> _What this task involves_: Reproduce the material word for word, from its first line through the line containing "text-run: During February, immediately", with both of those lines included.

--------

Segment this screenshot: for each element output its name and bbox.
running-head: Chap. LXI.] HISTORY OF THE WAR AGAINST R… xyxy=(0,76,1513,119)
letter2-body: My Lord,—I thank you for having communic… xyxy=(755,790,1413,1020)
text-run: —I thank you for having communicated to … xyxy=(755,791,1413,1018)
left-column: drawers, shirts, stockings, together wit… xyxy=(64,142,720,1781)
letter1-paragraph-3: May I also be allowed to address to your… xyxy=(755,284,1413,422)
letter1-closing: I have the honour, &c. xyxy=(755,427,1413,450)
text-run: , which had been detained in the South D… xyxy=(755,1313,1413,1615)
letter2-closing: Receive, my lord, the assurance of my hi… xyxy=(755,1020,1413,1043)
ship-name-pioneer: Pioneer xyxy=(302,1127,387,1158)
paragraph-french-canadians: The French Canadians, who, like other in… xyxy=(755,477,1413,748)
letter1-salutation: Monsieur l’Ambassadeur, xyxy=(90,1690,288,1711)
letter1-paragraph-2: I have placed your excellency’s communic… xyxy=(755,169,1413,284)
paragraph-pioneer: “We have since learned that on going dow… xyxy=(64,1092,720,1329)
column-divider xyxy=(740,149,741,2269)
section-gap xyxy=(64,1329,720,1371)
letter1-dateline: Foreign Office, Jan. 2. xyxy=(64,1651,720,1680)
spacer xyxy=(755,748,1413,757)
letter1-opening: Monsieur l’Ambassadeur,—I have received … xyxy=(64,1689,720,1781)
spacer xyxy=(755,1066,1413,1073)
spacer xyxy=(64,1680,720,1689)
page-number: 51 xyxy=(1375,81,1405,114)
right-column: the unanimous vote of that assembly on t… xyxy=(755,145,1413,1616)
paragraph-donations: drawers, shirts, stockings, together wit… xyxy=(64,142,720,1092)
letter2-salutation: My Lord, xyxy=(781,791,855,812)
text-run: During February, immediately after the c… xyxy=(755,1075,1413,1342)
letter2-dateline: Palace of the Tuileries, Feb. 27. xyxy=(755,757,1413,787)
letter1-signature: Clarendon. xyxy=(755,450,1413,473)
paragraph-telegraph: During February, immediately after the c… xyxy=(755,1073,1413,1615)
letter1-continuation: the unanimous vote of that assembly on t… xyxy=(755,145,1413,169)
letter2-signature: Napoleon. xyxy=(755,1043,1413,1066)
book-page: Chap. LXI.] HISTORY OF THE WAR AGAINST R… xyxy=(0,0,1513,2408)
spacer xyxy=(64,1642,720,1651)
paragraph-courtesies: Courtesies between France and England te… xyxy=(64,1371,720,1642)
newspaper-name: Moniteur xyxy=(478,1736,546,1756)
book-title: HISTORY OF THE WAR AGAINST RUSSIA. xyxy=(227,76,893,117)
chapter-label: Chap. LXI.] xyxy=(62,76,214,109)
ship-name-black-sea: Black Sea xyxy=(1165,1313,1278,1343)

--------

> _Solution for this exercise_:
Segment this screenshot: for each element output its name and bbox.
running-head: Chap. LXI.] HISTORY OF THE WAR AGAINST R… xyxy=(0,76,1513,119)
letter2-body: My Lord,—I thank you for having communic… xyxy=(755,790,1413,1020)
text-run: —I thank you for having communicated to … xyxy=(755,791,1413,1018)
left-column: drawers, shirts, stockings, together wit… xyxy=(64,142,720,1781)
letter1-paragraph-3: May I also be allowed to address to your… xyxy=(755,284,1413,422)
letter1-closing: I have the honour, &c. xyxy=(755,427,1413,450)
text-run: , which had been detained in the South D… xyxy=(755,1313,1413,1615)
letter2-closing: Receive, my lord, the assurance of my hi… xyxy=(755,1020,1413,1043)
ship-name-pioneer: Pioneer xyxy=(302,1127,387,1158)
paragraph-french-canadians: The French Canadians, who, like other in… xyxy=(755,477,1413,748)
letter1-salutation: Monsieur l’Ambassadeur, xyxy=(90,1690,288,1711)
letter1-paragraph-2: I have placed your excellency’s communic… xyxy=(755,169,1413,284)
paragraph-pioneer: “We have since learned that on going dow… xyxy=(64,1092,720,1329)
column-divider xyxy=(740,149,741,2269)
section-gap xyxy=(64,1329,720,1371)
letter1-dateline: Foreign Office, Jan. 2. xyxy=(64,1651,720,1680)
spacer xyxy=(755,748,1413,757)
letter1-opening: Monsieur l’Ambassadeur,—I have received … xyxy=(64,1689,720,1781)
spacer xyxy=(755,1066,1413,1073)
spacer xyxy=(64,1680,720,1689)
page-number: 51 xyxy=(1375,81,1405,114)
right-column: the unanimous vote of that assembly on t… xyxy=(755,145,1413,1616)
paragraph-donations: drawers, shirts, stockings, together wit… xyxy=(64,142,720,1092)
letter2-salutation: My Lord, xyxy=(781,791,855,812)
text-run: During February, immediately after the c… xyxy=(755,1075,1413,1342)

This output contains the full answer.